• LISTED ENTRIES
-- begin --

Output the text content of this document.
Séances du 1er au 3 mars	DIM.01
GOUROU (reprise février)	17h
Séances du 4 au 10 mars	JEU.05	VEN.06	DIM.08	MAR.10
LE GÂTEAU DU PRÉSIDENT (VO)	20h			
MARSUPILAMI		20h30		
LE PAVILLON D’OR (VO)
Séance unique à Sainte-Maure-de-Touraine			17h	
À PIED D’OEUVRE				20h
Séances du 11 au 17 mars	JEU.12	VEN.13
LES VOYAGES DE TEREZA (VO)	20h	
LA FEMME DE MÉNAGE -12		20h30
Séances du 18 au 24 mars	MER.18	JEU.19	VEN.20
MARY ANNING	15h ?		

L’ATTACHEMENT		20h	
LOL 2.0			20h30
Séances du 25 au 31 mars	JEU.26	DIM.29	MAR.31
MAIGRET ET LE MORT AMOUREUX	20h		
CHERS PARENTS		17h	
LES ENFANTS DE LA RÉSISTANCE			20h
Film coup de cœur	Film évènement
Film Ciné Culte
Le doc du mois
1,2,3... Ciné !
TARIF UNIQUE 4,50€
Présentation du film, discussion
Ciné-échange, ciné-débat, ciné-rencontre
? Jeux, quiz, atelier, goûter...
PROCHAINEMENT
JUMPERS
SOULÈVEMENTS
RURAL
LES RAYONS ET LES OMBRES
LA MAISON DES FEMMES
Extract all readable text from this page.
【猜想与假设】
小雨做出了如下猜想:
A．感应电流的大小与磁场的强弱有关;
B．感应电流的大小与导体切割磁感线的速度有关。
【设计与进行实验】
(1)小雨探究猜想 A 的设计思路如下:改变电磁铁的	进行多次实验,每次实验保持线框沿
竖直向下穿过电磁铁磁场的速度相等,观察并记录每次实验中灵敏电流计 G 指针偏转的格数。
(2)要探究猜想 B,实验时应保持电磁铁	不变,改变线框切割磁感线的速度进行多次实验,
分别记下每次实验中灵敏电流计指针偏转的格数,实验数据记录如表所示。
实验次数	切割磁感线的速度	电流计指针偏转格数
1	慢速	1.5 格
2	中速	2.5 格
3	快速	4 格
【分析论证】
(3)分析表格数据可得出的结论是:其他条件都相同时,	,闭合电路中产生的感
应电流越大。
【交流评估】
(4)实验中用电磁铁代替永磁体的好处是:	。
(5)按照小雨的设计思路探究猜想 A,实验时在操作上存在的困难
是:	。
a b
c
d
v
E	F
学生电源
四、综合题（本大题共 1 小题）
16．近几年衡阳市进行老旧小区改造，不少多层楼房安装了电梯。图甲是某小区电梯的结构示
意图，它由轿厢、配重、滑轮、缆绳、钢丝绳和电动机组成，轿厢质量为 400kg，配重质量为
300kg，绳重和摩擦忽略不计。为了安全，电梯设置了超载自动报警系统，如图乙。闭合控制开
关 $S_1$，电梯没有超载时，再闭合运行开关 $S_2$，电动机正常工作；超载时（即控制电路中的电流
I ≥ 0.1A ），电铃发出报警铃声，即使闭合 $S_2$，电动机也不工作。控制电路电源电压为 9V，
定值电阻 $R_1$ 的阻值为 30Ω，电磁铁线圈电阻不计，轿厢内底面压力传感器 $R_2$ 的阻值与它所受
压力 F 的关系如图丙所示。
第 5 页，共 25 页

-- end --

• WHAT IS REQUIRED
Set all of the records down again, exactly as they stand.

• EXPECTED ANSWER
Output the text content of this document.
Séances du 1er au 3 mars	DIM.01
GOUROU (reprise février)	17h
Séances du 4 au 10 mars	JEU.05	VEN.06	DIM.08	MAR.10
LE GÂTEAU DU PRÉSIDENT (VO)	20h			
MARSUPILAMI		20h30		
LE PAVILLON D’OR (VO)
Séance unique à Sainte-Maure-de-Touraine			17h	
À PIED D’OEUVRE				20h
Séances du 11 au 17 mars	JEU.12	VEN.13
LES VOYAGES DE TEREZA (VO)	20h	
LA FEMME DE MÉNAGE -12		20h30
Séances du 18 au 24 mars	MER.18	JEU.19	VEN.20
MARY ANNING	15h ?		

L’ATTACHEMENT		20h	
LOL 2.0			20h30
Séances du 25 au 31 mars	JEU.26	DIM.29	MAR.31
MAIGRET ET LE MORT AMOUREUX	20h		
CHERS PARENTS		17h	
LES ENFANTS DE LA RÉSISTANCE			20h
Film coup de cœur	Film évènement
Film Ciné Culte
Le doc du mois
1,2,3... Ciné !
TARIF UNIQUE 4,50€
Présentation du film, discussion
Ciné-échange, ciné-débat, ciné-rencontre
? Jeux, quiz, atelier, goûter...
PROCHAINEMENT
JUMPERS
SOULÈVEMENTS
RURAL
LES RAYONS ET LES OMBRES
LA MAISON DES FEMMES
Extract all readable text from this page.
【猜想与假设】
小雨做出了如下猜想:
A．感应电流的大小与磁场的强弱有关;
B．感应电流的大小与导体切割磁感线的速度有关。
【设计与进行实验】
(1)小雨探究猜想 A 的设计思路如下:改变电磁铁的	进行多次实验,每次实验保持线框沿
竖直向下穿过电磁铁磁场的速度相等,观察并记录每次实验中灵敏电流计 G 指针偏转的格数。
(2)要探究猜想 B,实验时应保持电磁铁	不变,改变线框切割磁感线的速度进行多次实验,
分别记下每次实验中灵敏电流计指针偏转的格数,实验数据记录如表所示。
实验次数	切割磁感线的速度	电流计指针偏转格数
1	慢速	1.5 格
2	中速	2.5 格
3	快速	4 格
【分析论证】
(3)分析表格数据可得出的结论是:其他条件都相同时,	,闭合电路中产生的感
应电流越大。
【交流评估】
(4)实验中用电磁铁代替永磁体的好处是:	。
(5)按照小雨的设计思路探究猜想 A,实验时在操作上存在的困难
是:	。
a b
c
d
v
E	F
学生电源
四、综合题（本大题共 1 小题）
16．近几年衡阳市进行老旧小区改造，不少多层楼房安装了电梯。图甲是某小区电梯的结构示
意图，它由轿厢、配重、滑轮、缆绳、钢丝绳和电动机组成，轿厢质量为 400kg，配重质量为
300kg，绳重和摩擦忽略不计。为了安全，电梯设置了超载自动报警系统，如图乙。闭合控制开
关 $S_1$，电梯没有超载时，再闭合运行开关 $S_2$，电动机正常工作；超载时（即控制电路中的电流
I ≥ 0.1A ），电铃发出报警铃声，即使闭合 $S_2$，电动机也不工作。控制电路电源电压为 9V，
定值电阻 $R_1$ 的阻值为 30Ω，电磁铁线圈电阻不计，轿厢内底面压力传感器 $R_2$ 的阻值与它所受
压力 F 的关系如图丙所示。
第 5 页，共 25 页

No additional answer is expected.